▶ WHAT TO PRODUCE:
In the text on bird lighting, what kind of lighting is recommended for the room where a bird's cage is kept?
==== PAGE EXCERPT ====
So what does all of this have to do with birds? Nothing at all, and that's the point, lol. Birds do not require UVB light for their bodies to manufacture Vitamin D3 or any other Vitamin, and thus it also has no bearing on their absorption, processing, or use of Calcium from their diets. Here's the deal: As long as you are feeding your bird a healthy, varied, nutritious diet every day, they are going to get all of the vitamins, minerals, amino acids/enzymes, and everything else that their bodies need to perform all of the systematic processes they do, just like us humans get all of our required nutrition from our diets. So there is absolutely not a single artificial "bird light" sold that is going to benefit your bird nutritionally, metabolically, etc. AS LONG AS your bird's diet is adequate and appropriate...And if your bird's diet is not adequate and appropriate, there's not artificial light that is going to help that situation...And as I already mentioned, a lot of the artificial "bird lights" manufactured and sold out there not only do nothing at all to help your birds, many of them can and will actually harm your birds if they are put underneath them every day; the harm that these artificial "bird lights" can do spans everything from eye, skin, and feather damage to mucous membrane damage and cell-degradation and changing...yes, that's another way to say cancer, specifically skin cancer.

It's always good to get your bird out under natural sunlight if you can, as it's good to get yourselves under natural sunlight...but to a point, as too much is not a good thing, and not at all for any type of metabolic or nutritional need. As far as just adding lights to the room that your bird's cage/area is located in...Well, Sailboat said it best, stick to LED lighting because it does not emit any heat or dangerous spectrum light rays, and simply "light the room".
==== LISTED RECORDS ====
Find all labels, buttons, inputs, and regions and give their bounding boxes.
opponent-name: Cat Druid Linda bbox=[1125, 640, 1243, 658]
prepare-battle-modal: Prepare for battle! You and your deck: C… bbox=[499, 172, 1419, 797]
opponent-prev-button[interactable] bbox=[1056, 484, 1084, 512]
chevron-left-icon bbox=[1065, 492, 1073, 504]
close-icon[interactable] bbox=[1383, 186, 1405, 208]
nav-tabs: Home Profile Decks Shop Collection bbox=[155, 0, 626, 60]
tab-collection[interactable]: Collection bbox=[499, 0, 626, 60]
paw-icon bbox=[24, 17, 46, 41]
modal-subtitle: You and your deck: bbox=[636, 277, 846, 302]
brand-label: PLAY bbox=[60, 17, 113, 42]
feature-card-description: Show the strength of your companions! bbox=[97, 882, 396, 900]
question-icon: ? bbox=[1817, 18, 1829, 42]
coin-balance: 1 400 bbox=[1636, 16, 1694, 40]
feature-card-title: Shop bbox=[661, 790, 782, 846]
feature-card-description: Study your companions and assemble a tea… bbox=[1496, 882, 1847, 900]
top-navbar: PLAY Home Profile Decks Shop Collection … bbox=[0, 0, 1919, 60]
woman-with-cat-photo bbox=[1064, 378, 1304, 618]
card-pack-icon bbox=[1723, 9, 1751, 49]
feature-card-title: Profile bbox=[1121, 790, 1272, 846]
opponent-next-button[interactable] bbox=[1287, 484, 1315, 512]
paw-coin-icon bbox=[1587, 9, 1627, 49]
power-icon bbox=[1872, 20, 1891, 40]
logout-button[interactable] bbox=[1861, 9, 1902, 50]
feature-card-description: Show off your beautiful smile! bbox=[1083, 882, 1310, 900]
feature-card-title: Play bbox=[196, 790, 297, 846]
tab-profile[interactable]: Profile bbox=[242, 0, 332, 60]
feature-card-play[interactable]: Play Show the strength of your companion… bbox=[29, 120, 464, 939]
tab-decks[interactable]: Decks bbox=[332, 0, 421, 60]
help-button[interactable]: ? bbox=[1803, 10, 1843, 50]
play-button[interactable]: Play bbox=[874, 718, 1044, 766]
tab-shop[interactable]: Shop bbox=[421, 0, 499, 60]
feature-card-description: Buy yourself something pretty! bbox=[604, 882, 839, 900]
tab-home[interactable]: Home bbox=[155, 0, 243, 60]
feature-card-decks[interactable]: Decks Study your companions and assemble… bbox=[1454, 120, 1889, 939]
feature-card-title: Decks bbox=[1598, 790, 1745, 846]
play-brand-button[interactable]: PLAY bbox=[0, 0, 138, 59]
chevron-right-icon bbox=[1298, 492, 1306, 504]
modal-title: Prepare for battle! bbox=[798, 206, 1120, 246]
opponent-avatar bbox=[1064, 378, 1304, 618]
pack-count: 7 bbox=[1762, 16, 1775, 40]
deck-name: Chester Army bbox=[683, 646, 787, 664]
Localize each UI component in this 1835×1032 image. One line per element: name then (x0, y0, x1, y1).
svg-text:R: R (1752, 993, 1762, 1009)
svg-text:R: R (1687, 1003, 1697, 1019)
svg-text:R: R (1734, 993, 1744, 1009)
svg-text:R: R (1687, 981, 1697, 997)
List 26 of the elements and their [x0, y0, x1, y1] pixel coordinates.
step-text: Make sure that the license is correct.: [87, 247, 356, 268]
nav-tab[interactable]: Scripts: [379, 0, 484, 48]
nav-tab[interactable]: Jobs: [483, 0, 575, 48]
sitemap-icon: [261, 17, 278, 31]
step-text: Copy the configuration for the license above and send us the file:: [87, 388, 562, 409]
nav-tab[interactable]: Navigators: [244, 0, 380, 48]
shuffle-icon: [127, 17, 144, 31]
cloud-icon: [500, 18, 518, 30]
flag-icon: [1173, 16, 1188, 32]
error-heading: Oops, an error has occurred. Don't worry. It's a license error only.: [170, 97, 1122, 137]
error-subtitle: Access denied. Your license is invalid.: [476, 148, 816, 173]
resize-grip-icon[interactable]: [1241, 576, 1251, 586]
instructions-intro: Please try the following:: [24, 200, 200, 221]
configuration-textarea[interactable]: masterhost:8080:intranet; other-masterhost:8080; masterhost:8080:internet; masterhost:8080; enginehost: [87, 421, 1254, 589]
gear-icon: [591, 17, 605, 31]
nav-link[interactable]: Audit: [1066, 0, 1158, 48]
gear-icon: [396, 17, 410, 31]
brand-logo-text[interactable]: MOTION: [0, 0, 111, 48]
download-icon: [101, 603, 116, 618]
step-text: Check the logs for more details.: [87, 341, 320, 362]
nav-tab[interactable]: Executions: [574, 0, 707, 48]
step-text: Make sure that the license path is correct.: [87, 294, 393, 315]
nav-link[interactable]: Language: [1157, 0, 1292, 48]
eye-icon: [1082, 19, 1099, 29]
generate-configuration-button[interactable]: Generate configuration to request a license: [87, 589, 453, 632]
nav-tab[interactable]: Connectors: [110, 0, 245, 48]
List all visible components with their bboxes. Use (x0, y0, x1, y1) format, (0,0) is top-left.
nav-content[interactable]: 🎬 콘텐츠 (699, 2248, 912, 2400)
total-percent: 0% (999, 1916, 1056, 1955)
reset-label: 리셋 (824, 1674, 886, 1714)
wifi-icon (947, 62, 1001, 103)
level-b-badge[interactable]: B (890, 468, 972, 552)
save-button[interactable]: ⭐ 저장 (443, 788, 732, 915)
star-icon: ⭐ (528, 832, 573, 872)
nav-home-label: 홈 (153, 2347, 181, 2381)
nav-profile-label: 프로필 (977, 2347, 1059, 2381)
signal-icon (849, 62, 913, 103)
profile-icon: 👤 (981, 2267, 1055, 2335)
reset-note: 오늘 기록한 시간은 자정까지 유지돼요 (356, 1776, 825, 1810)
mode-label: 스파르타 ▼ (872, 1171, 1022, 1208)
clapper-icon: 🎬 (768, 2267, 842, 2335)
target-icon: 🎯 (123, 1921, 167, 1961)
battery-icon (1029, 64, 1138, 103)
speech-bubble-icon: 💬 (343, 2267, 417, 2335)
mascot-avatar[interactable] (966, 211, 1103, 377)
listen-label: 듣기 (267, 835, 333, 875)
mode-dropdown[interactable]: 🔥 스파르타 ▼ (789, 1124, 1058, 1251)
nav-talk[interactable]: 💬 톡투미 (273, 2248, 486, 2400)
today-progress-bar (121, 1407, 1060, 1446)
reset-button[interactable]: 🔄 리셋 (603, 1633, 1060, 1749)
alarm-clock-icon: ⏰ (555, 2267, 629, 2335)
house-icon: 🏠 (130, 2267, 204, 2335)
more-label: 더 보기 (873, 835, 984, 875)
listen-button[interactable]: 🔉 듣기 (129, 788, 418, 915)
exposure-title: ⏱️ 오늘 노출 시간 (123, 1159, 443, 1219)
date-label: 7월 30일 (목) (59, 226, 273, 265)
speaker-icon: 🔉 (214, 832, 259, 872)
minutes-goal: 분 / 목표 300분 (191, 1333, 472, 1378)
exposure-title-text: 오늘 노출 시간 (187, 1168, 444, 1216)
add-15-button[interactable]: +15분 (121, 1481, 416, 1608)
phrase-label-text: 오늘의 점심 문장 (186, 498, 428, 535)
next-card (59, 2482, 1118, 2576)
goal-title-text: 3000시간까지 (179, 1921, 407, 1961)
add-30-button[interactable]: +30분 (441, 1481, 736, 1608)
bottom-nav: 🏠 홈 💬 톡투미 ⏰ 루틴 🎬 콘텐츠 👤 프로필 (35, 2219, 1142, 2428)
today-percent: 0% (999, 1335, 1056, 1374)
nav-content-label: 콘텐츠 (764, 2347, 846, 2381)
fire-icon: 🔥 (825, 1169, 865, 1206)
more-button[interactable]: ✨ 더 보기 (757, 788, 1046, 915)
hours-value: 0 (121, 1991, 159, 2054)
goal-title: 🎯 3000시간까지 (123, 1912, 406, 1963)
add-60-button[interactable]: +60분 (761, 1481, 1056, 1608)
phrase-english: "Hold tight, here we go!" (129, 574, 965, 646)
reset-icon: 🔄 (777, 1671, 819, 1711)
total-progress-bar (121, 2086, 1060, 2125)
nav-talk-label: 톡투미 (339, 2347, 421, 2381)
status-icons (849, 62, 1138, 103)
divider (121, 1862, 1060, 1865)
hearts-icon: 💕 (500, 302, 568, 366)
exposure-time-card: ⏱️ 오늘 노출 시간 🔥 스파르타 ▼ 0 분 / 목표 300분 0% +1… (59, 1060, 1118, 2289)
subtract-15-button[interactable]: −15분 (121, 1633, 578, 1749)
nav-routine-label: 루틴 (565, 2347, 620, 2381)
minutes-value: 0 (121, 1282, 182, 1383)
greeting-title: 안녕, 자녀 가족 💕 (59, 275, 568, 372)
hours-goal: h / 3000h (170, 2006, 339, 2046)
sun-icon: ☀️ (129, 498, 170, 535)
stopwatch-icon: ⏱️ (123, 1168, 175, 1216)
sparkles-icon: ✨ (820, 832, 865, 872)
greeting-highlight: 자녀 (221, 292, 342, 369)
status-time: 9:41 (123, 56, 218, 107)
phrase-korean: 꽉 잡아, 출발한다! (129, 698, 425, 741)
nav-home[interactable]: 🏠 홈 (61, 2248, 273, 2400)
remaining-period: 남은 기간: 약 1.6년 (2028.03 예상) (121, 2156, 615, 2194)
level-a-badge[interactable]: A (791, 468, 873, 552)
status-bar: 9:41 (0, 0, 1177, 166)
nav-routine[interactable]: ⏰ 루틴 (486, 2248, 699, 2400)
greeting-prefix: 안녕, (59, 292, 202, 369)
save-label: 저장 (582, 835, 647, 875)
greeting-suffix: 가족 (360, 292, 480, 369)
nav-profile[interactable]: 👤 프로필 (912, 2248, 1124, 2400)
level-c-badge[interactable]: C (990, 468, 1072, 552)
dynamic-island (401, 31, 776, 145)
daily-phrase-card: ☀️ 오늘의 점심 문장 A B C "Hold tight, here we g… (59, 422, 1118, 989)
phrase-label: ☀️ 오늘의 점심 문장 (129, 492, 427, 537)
====
▶ WRITTEN SOLUTION:
LED lighting, because it does not emit any heat or dangerous spectrum light rays.